** Problem **
Each record that follows should be repeated exactly, minus any images.

** Input **
──────────

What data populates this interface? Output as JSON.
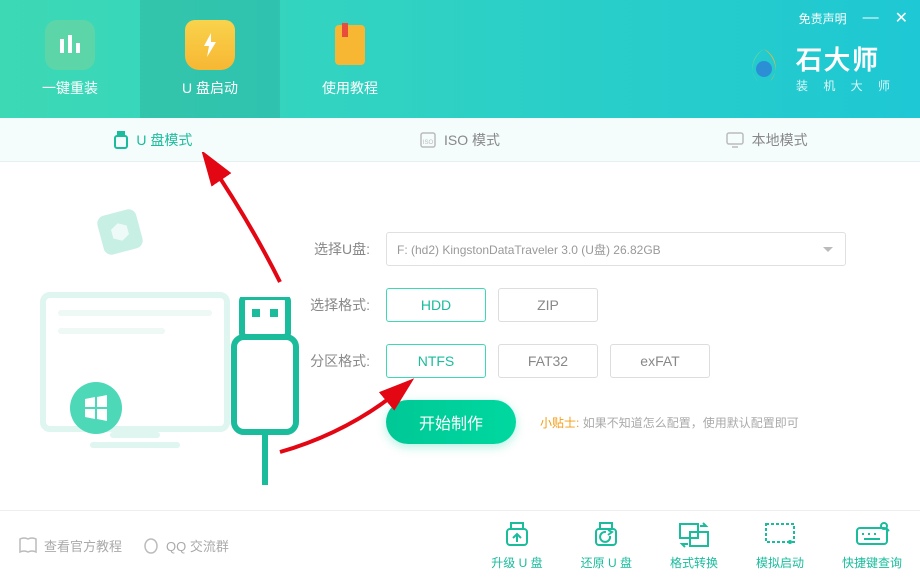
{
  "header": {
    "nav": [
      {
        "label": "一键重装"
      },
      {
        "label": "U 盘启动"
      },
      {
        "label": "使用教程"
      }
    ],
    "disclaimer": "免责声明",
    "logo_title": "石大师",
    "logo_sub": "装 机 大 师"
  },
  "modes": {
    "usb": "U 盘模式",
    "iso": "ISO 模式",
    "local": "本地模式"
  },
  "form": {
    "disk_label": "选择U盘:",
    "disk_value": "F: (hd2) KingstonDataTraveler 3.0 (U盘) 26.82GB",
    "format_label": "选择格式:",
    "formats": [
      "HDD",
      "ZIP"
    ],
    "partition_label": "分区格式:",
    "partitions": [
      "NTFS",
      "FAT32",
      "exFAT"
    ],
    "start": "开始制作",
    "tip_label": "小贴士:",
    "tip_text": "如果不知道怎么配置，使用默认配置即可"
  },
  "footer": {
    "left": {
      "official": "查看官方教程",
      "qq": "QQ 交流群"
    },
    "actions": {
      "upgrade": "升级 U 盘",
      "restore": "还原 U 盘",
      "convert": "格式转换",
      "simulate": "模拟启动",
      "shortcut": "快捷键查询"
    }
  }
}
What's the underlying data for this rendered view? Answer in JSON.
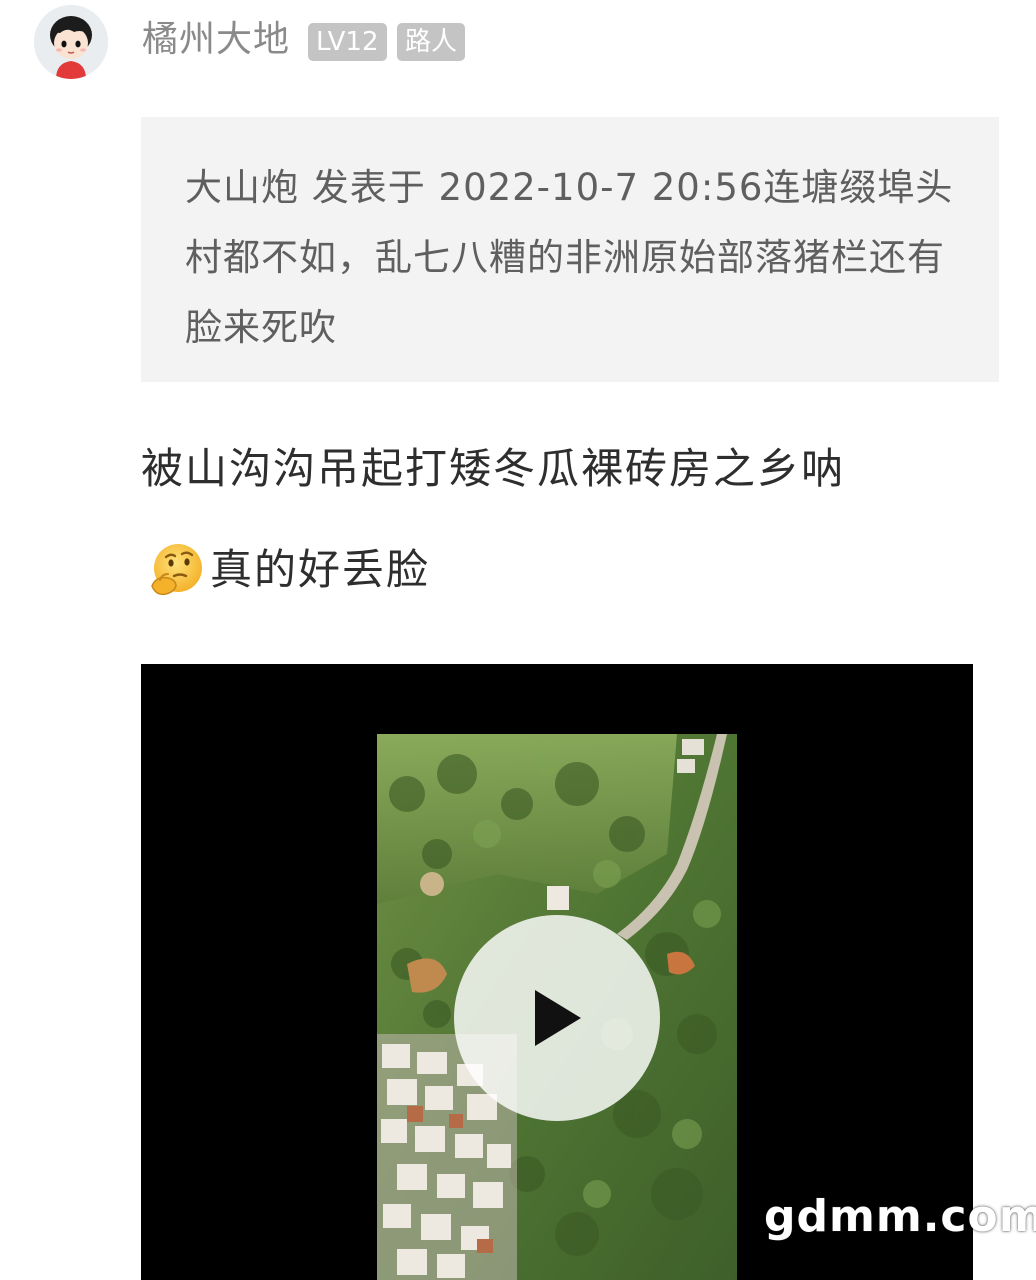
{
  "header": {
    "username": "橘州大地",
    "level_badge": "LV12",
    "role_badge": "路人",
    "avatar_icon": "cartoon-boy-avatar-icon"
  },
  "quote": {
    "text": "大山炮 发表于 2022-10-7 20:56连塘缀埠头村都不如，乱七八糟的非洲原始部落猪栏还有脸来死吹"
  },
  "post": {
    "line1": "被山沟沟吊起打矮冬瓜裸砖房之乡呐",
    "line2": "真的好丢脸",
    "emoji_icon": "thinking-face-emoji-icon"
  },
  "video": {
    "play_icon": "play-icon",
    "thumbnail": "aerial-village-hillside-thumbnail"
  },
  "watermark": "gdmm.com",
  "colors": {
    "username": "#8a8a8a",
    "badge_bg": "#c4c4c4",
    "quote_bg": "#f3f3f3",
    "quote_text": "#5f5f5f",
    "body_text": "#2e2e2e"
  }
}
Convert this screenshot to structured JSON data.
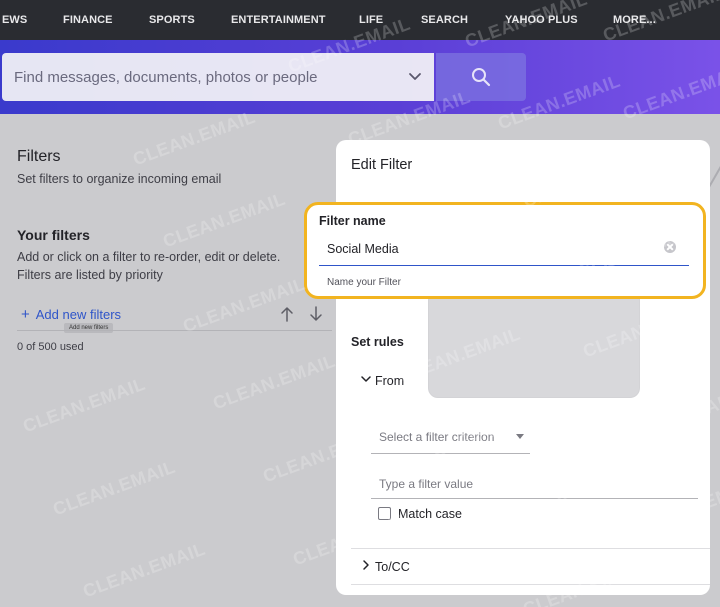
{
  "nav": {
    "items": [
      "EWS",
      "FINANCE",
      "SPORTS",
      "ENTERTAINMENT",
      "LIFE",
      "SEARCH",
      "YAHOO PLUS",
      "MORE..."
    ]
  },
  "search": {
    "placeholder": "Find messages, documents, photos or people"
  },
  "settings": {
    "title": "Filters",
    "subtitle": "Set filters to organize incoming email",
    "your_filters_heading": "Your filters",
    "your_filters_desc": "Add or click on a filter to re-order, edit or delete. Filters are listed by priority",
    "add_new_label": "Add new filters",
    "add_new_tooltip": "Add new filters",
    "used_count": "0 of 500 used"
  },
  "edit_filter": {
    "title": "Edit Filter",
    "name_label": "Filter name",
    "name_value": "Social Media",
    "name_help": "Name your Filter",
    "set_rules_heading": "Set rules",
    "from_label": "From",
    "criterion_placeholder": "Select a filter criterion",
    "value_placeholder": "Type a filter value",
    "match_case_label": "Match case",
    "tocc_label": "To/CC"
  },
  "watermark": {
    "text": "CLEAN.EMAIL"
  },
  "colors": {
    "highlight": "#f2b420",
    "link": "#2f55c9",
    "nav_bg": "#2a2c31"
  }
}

──────────

** Task result **
What data populates this interface? Output as JSON.
{
  "header": {
    "nav": [
      {
        "label": "一键重装"
      },
      {
        "label": "U 盘启动"
      },
      {
        "label": "使用教程"
      }
    ],
    "disclaimer": "免责声明",
    "logo_title": "石大师",
    "logo_sub": "装 机 大 师"
  },
  "modes": {
    "usb": "U 盘模式",
    "iso": "ISO 模式",
    "local": "本地模式"
  },
  "form": {
    "disk_label": "选择U盘:",
    "disk_value": "F: (hd2) KingstonDataTraveler 3.0 (U盘) 26.82GB",
    "format_label": "选择格式:",
    "formats": [
      "HDD",
      "ZIP"
    ],
    "partition_label": "分区格式:",
    "partitions": [
      "NTFS",
      "FAT32",
      "exFAT"
    ],
    "start": "开始制作",
    "tip_label": "小贴士:",
    "tip_text": "如果不知道怎么配置，使用默认配置即可"
  },
  "footer": {
    "left": {
      "official": "查看官方教程",
      "qq": "QQ 交流群"
    },
    "actions": {
      "upgrade": "升级 U 盘",
      "restore": "还原 U 盘",
      "convert": "格式转换",
      "simulate": "模拟启动",
      "shortcut": "快捷键查询"
    }
  }
}
What's the underlying data for this rendered view? Answer in JSON.
{
  "header": {
    "username": "橘州大地",
    "level_badge": "LV12",
    "role_badge": "路人",
    "avatar_icon": "cartoon-boy-avatar-icon"
  },
  "quote": {
    "text": "大山炮 发表于 2022-10-7 20:56连塘缀埠头村都不如，乱七八糟的非洲原始部落猪栏还有脸来死吹"
  },
  "post": {
    "line1": "被山沟沟吊起打矮冬瓜裸砖房之乡呐",
    "line2": "真的好丢脸",
    "emoji_icon": "thinking-face-emoji-icon"
  },
  "video": {
    "play_icon": "play-icon",
    "thumbnail": "aerial-village-hillside-thumbnail"
  },
  "watermark": "gdmm.com",
  "colors": {
    "username": "#8a8a8a",
    "badge_bg": "#c4c4c4",
    "quote_bg": "#f3f3f3",
    "quote_text": "#5f5f5f",
    "body_text": "#2e2e2e"
  }
}
Convert this screenshot to structured JSON data.
{
  "nav": {
    "items": [
      "EWS",
      "FINANCE",
      "SPORTS",
      "ENTERTAINMENT",
      "LIFE",
      "SEARCH",
      "YAHOO PLUS",
      "MORE..."
    ]
  },
  "search": {
    "placeholder": "Find messages, documents, photos or people"
  },
  "settings": {
    "title": "Filters",
    "subtitle": "Set filters to organize incoming email",
    "your_filters_heading": "Your filters",
    "your_filters_desc": "Add or click on a filter to re-order, edit or delete. Filters are listed by priority",
    "add_new_label": "Add new filters",
    "add_new_tooltip": "Add new filters",
    "used_count": "0 of 500 used"
  },
  "edit_filter": {
    "title": "Edit Filter",
    "name_label": "Filter name",
    "name_value": "Social Media",
    "name_help": "Name your Filter",
    "set_rules_heading": "Set rules",
    "from_label": "From",
    "criterion_placeholder": "Select a filter criterion",
    "value_placeholder": "Type a filter value",
    "match_case_label": "Match case",
    "tocc_label": "To/CC"
  },
  "watermark": {
    "text": "CLEAN.EMAIL"
  },
  "colors": {
    "highlight": "#f2b420",
    "link": "#2f55c9",
    "nav_bg": "#2a2c31"
  }
}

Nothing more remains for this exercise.